Start MATERIAL PROVIDED
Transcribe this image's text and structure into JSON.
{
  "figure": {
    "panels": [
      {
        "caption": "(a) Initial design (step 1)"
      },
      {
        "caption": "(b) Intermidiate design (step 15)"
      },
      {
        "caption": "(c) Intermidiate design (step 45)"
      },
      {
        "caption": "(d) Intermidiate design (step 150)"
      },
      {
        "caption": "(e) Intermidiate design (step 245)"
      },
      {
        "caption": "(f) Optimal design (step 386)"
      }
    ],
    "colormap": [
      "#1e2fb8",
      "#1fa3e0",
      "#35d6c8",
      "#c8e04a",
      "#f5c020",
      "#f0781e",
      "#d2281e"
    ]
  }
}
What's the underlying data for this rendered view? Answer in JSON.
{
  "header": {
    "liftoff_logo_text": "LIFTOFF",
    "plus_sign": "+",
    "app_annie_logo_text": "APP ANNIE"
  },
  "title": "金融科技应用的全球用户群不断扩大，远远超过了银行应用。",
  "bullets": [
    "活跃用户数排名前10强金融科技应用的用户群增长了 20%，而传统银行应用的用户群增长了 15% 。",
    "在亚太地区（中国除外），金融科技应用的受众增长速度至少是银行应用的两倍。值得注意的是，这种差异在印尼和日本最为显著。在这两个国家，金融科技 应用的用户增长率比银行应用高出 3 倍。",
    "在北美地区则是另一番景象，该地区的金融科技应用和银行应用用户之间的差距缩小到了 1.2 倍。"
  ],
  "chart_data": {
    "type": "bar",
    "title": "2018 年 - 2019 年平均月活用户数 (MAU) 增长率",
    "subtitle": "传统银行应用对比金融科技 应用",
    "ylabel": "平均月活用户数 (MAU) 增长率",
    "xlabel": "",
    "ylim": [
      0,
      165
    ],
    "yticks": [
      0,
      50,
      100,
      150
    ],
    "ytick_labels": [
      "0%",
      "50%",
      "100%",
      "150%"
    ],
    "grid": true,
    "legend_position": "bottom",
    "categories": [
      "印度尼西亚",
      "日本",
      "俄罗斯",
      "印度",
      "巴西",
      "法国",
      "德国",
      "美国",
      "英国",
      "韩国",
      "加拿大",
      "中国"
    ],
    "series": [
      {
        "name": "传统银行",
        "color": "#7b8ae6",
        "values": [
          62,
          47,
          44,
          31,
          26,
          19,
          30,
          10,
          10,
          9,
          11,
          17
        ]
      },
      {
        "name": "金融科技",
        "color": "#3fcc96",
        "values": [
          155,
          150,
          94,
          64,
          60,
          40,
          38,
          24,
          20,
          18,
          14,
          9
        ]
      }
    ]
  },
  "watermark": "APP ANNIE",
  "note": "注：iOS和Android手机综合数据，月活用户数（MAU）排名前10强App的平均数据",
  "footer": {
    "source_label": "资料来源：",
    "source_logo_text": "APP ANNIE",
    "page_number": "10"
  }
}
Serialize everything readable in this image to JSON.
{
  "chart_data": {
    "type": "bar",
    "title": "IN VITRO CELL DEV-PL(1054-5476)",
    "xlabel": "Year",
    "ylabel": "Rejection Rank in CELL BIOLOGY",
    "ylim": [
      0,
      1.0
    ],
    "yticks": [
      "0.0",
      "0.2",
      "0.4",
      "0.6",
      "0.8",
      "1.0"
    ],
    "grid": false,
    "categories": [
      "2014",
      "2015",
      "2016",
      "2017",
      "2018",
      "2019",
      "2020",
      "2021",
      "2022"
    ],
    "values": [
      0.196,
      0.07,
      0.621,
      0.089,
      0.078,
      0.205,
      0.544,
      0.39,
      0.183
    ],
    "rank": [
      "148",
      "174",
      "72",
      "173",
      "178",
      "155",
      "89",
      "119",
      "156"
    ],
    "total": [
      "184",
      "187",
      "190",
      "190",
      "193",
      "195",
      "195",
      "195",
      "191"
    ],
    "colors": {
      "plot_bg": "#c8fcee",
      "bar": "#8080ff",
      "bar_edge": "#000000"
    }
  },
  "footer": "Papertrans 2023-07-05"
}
End MATERIAL PROVIDED
● **WHAT IS NEEDED**
Reproduce each entry word for word.

● **CORRECT OUTPUT**
Transcribe this image's text and structure into JSON.
{
  "figure": {
    "panels": [
      {
        "caption": "(a) Initial design (step 1)"
      },
      {
        "caption": "(b) Intermidiate design (step 15)"
      },
      {
        "caption": "(c) Intermidiate design (step 45)"
      },
      {
        "caption": "(d) Intermidiate design (step 150)"
      },
      {
        "caption": "(e) Intermidiate design (step 245)"
      },
      {
        "caption": "(f) Optimal design (step 386)"
      }
    ],
    "colormap": [
      "#1e2fb8",
      "#1fa3e0",
      "#35d6c8",
      "#c8e04a",
      "#f5c020",
      "#f0781e",
      "#d2281e"
    ]
  }
}
What's the underlying data for this rendered view? Answer in JSON.
{
  "header": {
    "liftoff_logo_text": "LIFTOFF",
    "plus_sign": "+",
    "app_annie_logo_text": "APP ANNIE"
  },
  "title": "金融科技应用的全球用户群不断扩大，远远超过了银行应用。",
  "bullets": [
    "活跃用户数排名前10强金融科技应用的用户群增长了 20%，而传统银行应用的用户群增长了 15% 。",
    "在亚太地区（中国除外），金融科技应用的受众增长速度至少是银行应用的两倍。值得注意的是，这种差异在印尼和日本最为显著。在这两个国家，金融科技 应用的用户增长率比银行应用高出 3 倍。",
    "在北美地区则是另一番景象，该地区的金融科技应用和银行应用用户之间的差距缩小到了 1.2 倍。"
  ],
  "chart_data": {
    "type": "bar",
    "title": "2018 年 - 2019 年平均月活用户数 (MAU) 增长率",
    "subtitle": "传统银行应用对比金融科技 应用",
    "ylabel": "平均月活用户数 (MAU) 增长率",
    "xlabel": "",
    "ylim": [
      0,
      165
    ],
    "yticks": [
      0,
      50,
      100,
      150
    ],
    "ytick_labels": [
      "0%",
      "50%",
      "100%",
      "150%"
    ],
    "grid": true,
    "legend_position": "bottom",
    "categories": [
      "印度尼西亚",
      "日本",
      "俄罗斯",
      "印度",
      "巴西",
      "法国",
      "德国",
      "美国",
      "英国",
      "韩国",
      "加拿大",
      "中国"
    ],
    "series": [
      {
        "name": "传统银行",
        "color": "#7b8ae6",
        "values": [
          62,
          47,
          44,
          31,
          26,
          19,
          30,
          10,
          10,
          9,
          11,
          17
        ]
      },
      {
        "name": "金融科技",
        "color": "#3fcc96",
        "values": [
          155,
          150,
          94,
          64,
          60,
          40,
          38,
          24,
          20,
          18,
          14,
          9
        ]
      }
    ]
  },
  "watermark": "APP ANNIE",
  "note": "注：iOS和Android手机综合数据，月活用户数（MAU）排名前10强App的平均数据",
  "footer": {
    "source_label": "资料来源：",
    "source_logo_text": "APP ANNIE",
    "page_number": "10"
  }
}
Serialize everything readable in this image to JSON.
{
  "chart_data": {
    "type": "bar",
    "title": "IN VITRO CELL DEV-PL(1054-5476)",
    "xlabel": "Year",
    "ylabel": "Rejection Rank in CELL BIOLOGY",
    "ylim": [
      0,
      1.0
    ],
    "yticks": [
      "0.0",
      "0.2",
      "0.4",
      "0.6",
      "0.8",
      "1.0"
    ],
    "grid": false,
    "categories": [
      "2014",
      "2015",
      "2016",
      "2017",
      "2018",
      "2019",
      "2020",
      "2021",
      "2022"
    ],
    "values": [
      0.196,
      0.07,
      0.621,
      0.089,
      0.078,
      0.205,
      0.544,
      0.39,
      0.183
    ],
    "rank": [
      "148",
      "174",
      "72",
      "173",
      "178",
      "155",
      "89",
      "119",
      "156"
    ],
    "total": [
      "184",
      "187",
      "190",
      "190",
      "193",
      "195",
      "195",
      "195",
      "191"
    ],
    "colors": {
      "plot_bg": "#c8fcee",
      "bar": "#8080ff",
      "bar_edge": "#000000"
    }
  },
  "footer": "Papertrans 2023-07-05"
}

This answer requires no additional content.